Entries with figure data:
══════════════════════════════

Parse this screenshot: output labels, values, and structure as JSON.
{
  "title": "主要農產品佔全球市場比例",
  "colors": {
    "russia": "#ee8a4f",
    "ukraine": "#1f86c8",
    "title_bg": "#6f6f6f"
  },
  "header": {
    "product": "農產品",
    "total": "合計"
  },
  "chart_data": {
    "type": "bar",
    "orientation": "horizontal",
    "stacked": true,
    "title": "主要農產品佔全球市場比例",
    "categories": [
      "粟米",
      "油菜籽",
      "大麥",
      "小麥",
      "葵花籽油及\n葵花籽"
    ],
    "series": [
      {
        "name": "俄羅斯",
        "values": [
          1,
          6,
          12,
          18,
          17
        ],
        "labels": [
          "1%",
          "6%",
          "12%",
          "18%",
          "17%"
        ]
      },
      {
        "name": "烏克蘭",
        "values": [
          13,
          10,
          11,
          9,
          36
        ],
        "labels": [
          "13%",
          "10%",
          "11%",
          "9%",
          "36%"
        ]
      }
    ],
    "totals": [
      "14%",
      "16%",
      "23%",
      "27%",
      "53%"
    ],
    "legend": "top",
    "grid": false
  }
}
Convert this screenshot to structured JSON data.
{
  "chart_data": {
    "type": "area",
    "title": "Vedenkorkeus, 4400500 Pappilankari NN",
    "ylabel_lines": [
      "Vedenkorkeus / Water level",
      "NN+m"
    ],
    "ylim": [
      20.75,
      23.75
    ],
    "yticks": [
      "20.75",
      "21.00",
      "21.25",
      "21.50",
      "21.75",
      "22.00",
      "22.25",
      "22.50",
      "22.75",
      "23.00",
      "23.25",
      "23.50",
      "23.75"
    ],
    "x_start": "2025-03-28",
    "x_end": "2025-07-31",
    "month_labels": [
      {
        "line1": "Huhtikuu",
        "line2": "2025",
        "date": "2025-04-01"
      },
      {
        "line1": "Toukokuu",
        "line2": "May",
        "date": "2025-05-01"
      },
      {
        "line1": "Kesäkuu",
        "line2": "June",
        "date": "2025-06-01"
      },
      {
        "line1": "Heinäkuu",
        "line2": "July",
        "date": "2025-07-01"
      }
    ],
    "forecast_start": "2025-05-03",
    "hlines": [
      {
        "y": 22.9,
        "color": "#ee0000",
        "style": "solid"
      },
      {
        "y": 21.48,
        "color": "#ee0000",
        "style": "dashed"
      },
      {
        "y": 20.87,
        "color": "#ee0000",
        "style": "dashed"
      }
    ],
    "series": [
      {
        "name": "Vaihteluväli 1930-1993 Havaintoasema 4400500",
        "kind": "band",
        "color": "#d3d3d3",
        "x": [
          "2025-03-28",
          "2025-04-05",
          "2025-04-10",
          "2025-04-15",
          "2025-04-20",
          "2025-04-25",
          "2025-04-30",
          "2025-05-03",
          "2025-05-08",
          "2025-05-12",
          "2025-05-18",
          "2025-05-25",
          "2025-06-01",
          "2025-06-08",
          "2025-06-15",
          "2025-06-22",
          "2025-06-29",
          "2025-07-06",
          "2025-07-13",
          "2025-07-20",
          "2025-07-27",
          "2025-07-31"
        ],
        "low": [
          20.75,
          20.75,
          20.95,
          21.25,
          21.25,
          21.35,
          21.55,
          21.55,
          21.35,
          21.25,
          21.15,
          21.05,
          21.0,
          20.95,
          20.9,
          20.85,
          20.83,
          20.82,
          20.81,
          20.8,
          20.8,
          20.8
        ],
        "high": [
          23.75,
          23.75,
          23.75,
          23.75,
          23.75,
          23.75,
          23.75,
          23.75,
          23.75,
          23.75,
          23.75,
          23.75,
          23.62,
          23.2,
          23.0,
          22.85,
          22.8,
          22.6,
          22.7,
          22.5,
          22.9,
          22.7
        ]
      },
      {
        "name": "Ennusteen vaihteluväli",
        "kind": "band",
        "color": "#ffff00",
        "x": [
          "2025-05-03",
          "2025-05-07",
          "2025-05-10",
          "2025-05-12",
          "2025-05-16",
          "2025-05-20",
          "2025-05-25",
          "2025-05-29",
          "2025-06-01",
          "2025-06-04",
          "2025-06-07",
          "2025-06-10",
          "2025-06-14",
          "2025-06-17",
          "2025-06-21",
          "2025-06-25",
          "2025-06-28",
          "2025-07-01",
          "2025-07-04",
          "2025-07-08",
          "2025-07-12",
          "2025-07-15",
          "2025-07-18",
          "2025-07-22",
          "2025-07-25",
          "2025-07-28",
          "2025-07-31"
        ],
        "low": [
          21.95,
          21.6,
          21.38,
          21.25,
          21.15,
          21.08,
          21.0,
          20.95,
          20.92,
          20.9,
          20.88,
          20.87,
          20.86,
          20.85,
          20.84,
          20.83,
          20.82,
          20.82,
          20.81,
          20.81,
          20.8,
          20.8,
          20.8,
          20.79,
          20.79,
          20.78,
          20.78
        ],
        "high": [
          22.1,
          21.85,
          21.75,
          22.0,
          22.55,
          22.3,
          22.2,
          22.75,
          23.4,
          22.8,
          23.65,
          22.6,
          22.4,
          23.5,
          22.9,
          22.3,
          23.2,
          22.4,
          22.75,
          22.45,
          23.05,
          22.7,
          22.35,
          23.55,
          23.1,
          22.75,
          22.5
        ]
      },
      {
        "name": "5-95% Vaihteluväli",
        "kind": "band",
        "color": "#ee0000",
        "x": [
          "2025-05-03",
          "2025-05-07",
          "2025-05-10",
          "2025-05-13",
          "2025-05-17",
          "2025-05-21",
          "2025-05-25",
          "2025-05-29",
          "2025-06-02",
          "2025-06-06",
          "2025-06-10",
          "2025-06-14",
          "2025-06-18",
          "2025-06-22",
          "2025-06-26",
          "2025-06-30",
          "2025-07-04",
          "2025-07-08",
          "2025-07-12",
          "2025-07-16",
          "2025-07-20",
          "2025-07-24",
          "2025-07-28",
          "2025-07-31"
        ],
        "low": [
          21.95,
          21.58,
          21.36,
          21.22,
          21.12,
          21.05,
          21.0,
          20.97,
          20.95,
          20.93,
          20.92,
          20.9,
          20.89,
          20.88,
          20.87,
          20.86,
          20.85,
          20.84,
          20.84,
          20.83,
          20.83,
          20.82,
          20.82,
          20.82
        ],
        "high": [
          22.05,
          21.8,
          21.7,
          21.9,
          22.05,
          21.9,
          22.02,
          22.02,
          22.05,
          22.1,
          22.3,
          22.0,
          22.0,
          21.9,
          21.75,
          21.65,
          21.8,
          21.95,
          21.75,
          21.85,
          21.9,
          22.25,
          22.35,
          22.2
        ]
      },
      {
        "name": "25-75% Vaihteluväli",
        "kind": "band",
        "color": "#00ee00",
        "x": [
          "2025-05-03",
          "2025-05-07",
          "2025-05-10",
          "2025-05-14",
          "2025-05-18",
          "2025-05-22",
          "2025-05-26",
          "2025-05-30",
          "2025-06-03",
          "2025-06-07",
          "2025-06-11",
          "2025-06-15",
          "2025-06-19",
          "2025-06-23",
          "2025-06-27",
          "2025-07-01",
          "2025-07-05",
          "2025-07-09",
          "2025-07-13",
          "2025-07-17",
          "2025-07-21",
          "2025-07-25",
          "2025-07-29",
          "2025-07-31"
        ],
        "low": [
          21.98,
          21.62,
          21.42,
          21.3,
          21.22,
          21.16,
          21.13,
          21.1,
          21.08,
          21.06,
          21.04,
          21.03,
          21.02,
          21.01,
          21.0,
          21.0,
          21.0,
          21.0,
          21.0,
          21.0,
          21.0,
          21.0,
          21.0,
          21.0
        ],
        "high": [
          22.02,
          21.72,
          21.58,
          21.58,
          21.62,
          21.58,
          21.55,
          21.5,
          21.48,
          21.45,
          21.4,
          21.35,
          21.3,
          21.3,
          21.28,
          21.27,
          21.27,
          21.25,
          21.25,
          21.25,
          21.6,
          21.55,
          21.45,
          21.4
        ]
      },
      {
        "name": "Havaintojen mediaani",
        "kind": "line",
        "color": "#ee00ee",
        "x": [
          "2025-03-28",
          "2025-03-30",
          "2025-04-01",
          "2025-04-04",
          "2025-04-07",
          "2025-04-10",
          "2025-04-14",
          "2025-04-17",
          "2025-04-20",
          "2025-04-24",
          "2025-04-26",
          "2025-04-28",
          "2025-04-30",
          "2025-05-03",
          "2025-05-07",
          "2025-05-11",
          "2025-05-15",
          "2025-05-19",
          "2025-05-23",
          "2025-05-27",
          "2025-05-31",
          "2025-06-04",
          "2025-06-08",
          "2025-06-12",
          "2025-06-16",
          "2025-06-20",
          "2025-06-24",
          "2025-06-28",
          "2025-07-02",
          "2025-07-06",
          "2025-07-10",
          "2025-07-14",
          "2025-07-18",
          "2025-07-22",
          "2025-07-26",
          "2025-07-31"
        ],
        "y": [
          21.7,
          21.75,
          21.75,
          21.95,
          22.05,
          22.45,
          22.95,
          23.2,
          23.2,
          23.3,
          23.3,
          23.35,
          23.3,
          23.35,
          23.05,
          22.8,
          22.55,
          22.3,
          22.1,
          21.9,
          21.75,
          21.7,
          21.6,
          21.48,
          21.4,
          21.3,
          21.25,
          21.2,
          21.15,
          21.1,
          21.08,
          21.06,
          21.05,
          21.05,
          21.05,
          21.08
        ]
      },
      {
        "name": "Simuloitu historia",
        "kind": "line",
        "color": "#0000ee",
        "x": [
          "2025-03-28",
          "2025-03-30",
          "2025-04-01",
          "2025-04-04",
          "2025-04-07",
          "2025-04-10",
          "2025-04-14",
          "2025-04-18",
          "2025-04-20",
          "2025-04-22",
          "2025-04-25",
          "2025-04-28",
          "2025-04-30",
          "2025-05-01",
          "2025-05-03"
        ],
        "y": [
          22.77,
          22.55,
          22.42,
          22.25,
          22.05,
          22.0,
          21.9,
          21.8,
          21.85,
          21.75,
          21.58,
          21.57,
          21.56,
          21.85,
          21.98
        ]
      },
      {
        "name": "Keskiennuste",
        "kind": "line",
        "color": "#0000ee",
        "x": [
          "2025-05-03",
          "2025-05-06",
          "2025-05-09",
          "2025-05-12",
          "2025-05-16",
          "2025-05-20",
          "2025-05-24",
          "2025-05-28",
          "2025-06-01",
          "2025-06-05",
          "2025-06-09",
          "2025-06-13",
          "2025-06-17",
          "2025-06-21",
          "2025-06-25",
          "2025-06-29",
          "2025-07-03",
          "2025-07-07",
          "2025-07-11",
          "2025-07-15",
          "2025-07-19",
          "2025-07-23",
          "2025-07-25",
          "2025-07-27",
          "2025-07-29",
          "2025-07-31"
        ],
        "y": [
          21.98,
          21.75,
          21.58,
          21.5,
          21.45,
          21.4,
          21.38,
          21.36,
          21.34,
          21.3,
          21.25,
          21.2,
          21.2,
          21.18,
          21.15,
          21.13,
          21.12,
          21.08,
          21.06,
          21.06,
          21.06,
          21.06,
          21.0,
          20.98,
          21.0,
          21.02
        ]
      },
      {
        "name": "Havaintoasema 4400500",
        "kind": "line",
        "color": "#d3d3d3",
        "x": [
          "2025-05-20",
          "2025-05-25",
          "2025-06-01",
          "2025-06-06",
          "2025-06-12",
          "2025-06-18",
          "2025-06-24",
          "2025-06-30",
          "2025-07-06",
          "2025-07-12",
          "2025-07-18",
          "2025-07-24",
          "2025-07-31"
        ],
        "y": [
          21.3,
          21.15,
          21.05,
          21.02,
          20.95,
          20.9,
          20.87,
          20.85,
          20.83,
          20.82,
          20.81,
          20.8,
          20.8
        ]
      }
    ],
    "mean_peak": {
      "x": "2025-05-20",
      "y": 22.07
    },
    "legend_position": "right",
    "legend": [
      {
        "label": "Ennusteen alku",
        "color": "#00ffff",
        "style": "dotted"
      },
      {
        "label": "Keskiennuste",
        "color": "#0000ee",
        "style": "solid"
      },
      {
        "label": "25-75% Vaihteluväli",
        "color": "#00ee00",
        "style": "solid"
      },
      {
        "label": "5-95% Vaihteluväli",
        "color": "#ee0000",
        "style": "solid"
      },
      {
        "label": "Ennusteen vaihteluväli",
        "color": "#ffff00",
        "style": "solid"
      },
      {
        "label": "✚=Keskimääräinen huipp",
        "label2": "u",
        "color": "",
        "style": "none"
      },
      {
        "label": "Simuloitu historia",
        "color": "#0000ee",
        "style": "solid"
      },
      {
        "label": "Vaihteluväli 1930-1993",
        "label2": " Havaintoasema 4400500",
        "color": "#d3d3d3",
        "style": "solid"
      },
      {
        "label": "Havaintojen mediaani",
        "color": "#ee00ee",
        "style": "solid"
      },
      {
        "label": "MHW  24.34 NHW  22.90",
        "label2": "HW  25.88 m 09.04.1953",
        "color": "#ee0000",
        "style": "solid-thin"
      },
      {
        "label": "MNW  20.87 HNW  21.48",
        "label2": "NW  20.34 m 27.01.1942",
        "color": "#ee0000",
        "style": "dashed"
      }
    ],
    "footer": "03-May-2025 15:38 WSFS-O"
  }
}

══════════════════════════════

EXERCISE DIRECTIONS >>
Go through the records and pull out each line that includes the word "Keskiennuste".

EXERCISE OUTPUT >>
        "name": "Keskiennuste",
        "label": "Keskiennuste",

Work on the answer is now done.